- _YOUR GOAL_
Rewrite every line of the records below, replacing "bbox" with "box" wherever it occurs and leaving everything else unchanged.

- _RECORDS FOR THIS EXERCISE_
==============================

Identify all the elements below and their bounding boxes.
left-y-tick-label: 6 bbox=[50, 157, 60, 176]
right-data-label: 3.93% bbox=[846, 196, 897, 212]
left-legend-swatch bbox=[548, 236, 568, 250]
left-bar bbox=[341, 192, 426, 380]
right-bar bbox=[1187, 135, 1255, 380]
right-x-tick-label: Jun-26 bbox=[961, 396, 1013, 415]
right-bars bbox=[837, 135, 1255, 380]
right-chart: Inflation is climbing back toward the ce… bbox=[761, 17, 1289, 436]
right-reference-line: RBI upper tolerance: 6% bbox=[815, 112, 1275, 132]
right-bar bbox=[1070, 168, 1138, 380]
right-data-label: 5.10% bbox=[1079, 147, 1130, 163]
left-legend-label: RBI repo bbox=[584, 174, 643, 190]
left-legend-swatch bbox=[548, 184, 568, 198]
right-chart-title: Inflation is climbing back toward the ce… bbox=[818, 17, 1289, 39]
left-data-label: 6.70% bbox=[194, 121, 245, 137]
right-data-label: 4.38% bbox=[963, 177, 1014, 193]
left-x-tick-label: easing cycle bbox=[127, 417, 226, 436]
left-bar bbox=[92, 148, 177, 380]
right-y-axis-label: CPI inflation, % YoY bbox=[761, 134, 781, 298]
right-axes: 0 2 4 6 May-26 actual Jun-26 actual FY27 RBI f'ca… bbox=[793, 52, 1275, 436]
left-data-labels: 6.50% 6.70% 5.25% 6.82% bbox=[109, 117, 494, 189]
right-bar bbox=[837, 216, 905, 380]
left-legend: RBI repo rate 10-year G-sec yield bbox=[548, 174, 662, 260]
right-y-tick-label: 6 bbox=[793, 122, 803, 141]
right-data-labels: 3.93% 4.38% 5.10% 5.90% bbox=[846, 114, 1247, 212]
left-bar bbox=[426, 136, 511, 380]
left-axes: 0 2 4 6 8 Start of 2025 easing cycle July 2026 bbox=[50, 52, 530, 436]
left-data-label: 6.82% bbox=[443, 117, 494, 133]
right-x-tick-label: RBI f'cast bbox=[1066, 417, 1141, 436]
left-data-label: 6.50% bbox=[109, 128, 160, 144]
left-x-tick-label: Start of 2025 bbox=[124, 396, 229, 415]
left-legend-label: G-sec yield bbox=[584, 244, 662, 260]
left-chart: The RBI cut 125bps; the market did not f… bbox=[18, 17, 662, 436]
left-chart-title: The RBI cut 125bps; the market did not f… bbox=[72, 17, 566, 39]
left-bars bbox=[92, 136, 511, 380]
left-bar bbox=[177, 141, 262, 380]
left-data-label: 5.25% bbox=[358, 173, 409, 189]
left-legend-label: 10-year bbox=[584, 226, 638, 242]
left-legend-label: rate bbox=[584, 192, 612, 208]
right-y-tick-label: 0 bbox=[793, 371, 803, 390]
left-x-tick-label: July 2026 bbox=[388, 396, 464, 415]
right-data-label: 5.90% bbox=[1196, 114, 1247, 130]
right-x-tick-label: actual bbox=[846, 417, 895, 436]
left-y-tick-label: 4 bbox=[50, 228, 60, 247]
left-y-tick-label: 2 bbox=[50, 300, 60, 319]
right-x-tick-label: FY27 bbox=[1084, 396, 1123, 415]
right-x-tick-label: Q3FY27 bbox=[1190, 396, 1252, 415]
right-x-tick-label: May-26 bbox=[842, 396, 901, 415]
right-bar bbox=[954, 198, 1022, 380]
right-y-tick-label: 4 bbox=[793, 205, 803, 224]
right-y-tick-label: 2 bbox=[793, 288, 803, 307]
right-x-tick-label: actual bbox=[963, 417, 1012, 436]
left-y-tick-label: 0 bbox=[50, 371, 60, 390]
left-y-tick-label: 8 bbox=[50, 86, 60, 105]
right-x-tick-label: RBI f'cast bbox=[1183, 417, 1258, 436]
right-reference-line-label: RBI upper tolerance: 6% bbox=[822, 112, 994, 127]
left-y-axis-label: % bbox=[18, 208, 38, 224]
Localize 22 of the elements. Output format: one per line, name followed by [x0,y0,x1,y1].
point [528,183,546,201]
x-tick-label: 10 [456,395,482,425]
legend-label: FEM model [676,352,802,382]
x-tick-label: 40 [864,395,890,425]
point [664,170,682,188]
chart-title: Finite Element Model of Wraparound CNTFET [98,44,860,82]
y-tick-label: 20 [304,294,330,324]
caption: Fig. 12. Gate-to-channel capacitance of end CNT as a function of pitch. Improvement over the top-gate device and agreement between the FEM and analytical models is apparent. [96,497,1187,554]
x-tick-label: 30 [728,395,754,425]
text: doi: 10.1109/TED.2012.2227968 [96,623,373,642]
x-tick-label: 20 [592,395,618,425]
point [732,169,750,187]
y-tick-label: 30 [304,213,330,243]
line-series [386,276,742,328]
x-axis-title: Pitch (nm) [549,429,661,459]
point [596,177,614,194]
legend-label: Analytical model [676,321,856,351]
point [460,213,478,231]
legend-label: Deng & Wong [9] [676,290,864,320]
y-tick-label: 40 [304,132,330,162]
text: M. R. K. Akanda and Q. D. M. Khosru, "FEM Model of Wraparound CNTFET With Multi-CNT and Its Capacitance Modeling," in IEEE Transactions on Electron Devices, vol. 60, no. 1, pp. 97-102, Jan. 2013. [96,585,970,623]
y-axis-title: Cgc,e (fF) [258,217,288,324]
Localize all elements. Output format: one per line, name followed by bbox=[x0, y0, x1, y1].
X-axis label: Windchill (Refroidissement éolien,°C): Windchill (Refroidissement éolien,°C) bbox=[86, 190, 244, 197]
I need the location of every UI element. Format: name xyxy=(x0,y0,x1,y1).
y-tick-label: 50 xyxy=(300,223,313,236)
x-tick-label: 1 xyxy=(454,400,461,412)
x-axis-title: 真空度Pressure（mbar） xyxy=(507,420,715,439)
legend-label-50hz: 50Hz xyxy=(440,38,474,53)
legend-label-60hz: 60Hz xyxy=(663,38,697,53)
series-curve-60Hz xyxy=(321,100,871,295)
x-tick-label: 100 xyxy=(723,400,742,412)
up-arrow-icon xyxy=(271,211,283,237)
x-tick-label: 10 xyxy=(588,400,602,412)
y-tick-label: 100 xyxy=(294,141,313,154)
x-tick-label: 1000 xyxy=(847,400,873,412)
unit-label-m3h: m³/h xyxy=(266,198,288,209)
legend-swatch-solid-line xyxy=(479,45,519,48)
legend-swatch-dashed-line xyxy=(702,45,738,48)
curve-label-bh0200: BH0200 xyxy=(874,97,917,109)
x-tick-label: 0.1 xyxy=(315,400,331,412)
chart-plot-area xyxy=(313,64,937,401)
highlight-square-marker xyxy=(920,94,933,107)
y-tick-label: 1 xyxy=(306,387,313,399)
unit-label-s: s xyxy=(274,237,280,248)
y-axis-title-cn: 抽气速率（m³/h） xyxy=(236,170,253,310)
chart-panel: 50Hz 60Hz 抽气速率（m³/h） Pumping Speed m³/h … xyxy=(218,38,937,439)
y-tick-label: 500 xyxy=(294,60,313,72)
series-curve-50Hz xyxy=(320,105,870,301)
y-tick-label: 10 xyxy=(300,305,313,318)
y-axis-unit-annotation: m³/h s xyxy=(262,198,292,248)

==============================

- _EXERCISE SOLUTION_
Identify all the elements below and their bounding boxes.
left-y-tick-label: 6 box=[50, 157, 60, 176]
right-data-label: 3.93% box=[846, 196, 897, 212]
left-legend-swatch box=[548, 236, 568, 250]
left-bar box=[341, 192, 426, 380]
right-bar box=[1187, 135, 1255, 380]
right-x-tick-label: Jun-26 box=[961, 396, 1013, 415]
right-bars box=[837, 135, 1255, 380]
right-chart: Inflation is climbing back toward the ce… box=[761, 17, 1289, 436]
right-reference-line: RBI upper tolerance: 6% box=[815, 112, 1275, 132]
right-bar box=[1070, 168, 1138, 380]
right-data-label: 5.10% box=[1079, 147, 1130, 163]
left-legend-label: RBI repo box=[584, 174, 643, 190]
left-legend-swatch box=[548, 184, 568, 198]
right-chart-title: Inflation is climbing back toward the ce… box=[818, 17, 1289, 39]
left-data-label: 6.70% box=[194, 121, 245, 137]
right-data-label: 4.38% box=[963, 177, 1014, 193]
left-x-tick-label: easing cycle box=[127, 417, 226, 436]
left-bar box=[92, 148, 177, 380]
right-y-axis-label: CPI inflation, % YoY box=[761, 134, 781, 298]
right-axes: 0 2 4 6 May-26 actual Jun-26 actual FY27 RBI f'ca… box=[793, 52, 1275, 436]
left-data-labels: 6.50% 6.70% 5.25% 6.82% box=[109, 117, 494, 189]
right-bar box=[837, 216, 905, 380]
left-legend: RBI repo rate 10-year G-sec yield box=[548, 174, 662, 260]
right-y-tick-label: 6 box=[793, 122, 803, 141]
right-data-labels: 3.93% 4.38% 5.10% 5.90% box=[846, 114, 1247, 212]
left-bar box=[426, 136, 511, 380]
left-axes: 0 2 4 6 8 Start of 2025 easing cycle July 2026 box=[50, 52, 530, 436]
left-data-label: 6.82% box=[443, 117, 494, 133]
right-x-tick-label: RBI f'cast box=[1066, 417, 1141, 436]
left-data-label: 6.50% box=[109, 128, 160, 144]
left-x-tick-label: Start of 2025 box=[124, 396, 229, 415]
left-legend-label: G-sec yield box=[584, 244, 662, 260]
left-chart: The RBI cut 125bps; the market did not f… box=[18, 17, 662, 436]
left-chart-title: The RBI cut 125bps; the market did not f… box=[72, 17, 566, 39]
left-bars box=[92, 136, 511, 380]
left-bar box=[177, 141, 262, 380]
left-data-label: 5.25% box=[358, 173, 409, 189]
left-legend-label: 10-year box=[584, 226, 638, 242]
left-legend-label: rate box=[584, 192, 612, 208]
right-y-tick-label: 0 box=[793, 371, 803, 390]
left-x-tick-label: July 2026 box=[388, 396, 464, 415]
right-data-label: 5.90% box=[1196, 114, 1247, 130]
right-x-tick-label: actual box=[846, 417, 895, 436]
left-y-tick-label: 4 box=[50, 228, 60, 247]
left-y-tick-label: 2 box=[50, 300, 60, 319]
right-x-tick-label: FY27 box=[1084, 396, 1123, 415]
right-x-tick-label: Q3FY27 box=[1190, 396, 1252, 415]
right-x-tick-label: May-26 box=[842, 396, 901, 415]
right-bar box=[954, 198, 1022, 380]
right-y-tick-label: 4 box=[793, 205, 803, 224]
right-y-tick-label: 2 box=[793, 288, 803, 307]
right-x-tick-label: actual box=[963, 417, 1012, 436]
left-y-tick-label: 0 box=[50, 371, 60, 390]
left-y-tick-label: 8 box=[50, 86, 60, 105]
right-x-tick-label: RBI f'cast box=[1183, 417, 1258, 436]
right-reference-line-label: RBI upper tolerance: 6% box=[822, 112, 994, 127]
left-y-axis-label: % box=[18, 208, 38, 224]
Localize 22 of the elements. Output format: one per line, name followed by [x0,y0,x1,y1].
point [528,183,546,201]
x-tick-label: 10 [456,395,482,425]
legend-label: FEM model [676,352,802,382]
x-tick-label: 40 [864,395,890,425]
point [664,170,682,188]
chart-title: Finite Element Model of Wraparound CNTFET [98,44,860,82]
y-tick-label: 20 [304,294,330,324]
caption: Fig. 12. Gate-to-channel capacitance of end CNT as a function of pitch. Improvement over the top-gate device and agreement between the FEM and analytical models is apparent. [96,497,1187,554]
x-tick-label: 30 [728,395,754,425]
text: doi: 10.1109/TED.2012.2227968 [96,623,373,642]
x-tick-label: 20 [592,395,618,425]
point [732,169,750,187]
y-tick-label: 30 [304,213,330,243]
line-series [386,276,742,328]
x-axis-title: Pitch (nm) [549,429,661,459]
point [596,177,614,194]
legend-label: Analytical model [676,321,856,351]
point [460,213,478,231]
legend-label: Deng & Wong [9] [676,290,864,320]
y-tick-label: 40 [304,132,330,162]
text: M. R. K. Akanda and Q. D. M. Khosru, "FEM Model of Wraparound CNTFET With Multi-CNT and Its Capacitance Modeling," in IEEE Transactions on Electron Devices, vol. 60, no. 1, pp. 97-102, Jan. 2013. [96,585,970,623]
y-axis-title: Cgc,e (fF) [258,217,288,324]
Localize all elements. Output format: one per line, name followed by box=[x0, y0, x1, y1].
X-axis label: Windchill (Refroidissement éolien,°C): Windchill (Refroidissement éolien,°C) box=[86, 190, 244, 197]
I need the location of every UI element. Format: name xyxy=(x0,y0,x1,y1).
y-tick-label: 50 xyxy=(300,223,313,236)
x-tick-label: 1 xyxy=(454,400,461,412)
x-axis-title: 真空度Pressure（mbar） xyxy=(507,420,715,439)
legend-label-50hz: 50Hz xyxy=(440,38,474,53)
legend-label-60hz: 60Hz xyxy=(663,38,697,53)
series-curve-60Hz xyxy=(321,100,871,295)
x-tick-label: 100 xyxy=(723,400,742,412)
up-arrow-icon xyxy=(271,211,283,237)
x-tick-label: 10 xyxy=(588,400,602,412)
y-tick-label: 100 xyxy=(294,141,313,154)
x-tick-label: 1000 xyxy=(847,400,873,412)
unit-label-m3h: m³/h xyxy=(266,198,288,209)
legend-swatch-solid-line xyxy=(479,45,519,48)
legend-swatch-dashed-line xyxy=(702,45,738,48)
curve-label-bh0200: BH0200 xyxy=(874,97,917,109)
x-tick-label: 0.1 xyxy=(315,400,331,412)
chart-plot-area xyxy=(313,64,937,401)
highlight-square-marker xyxy=(920,94,933,107)
y-tick-label: 1 xyxy=(306,387,313,399)
unit-label-s: s xyxy=(274,237,280,248)
y-axis-title-cn: 抽气速率（m³/h） xyxy=(236,170,253,310)
chart-panel: 50Hz 60Hz 抽气速率（m³/h） Pumping Speed m³/h … xyxy=(218,38,937,439)
y-tick-label: 500 xyxy=(294,60,313,72)
series-curve-50Hz xyxy=(320,105,870,301)
y-tick-label: 10 xyxy=(300,305,313,318)
y-axis-unit-annotation: m³/h s xyxy=(262,198,292,248)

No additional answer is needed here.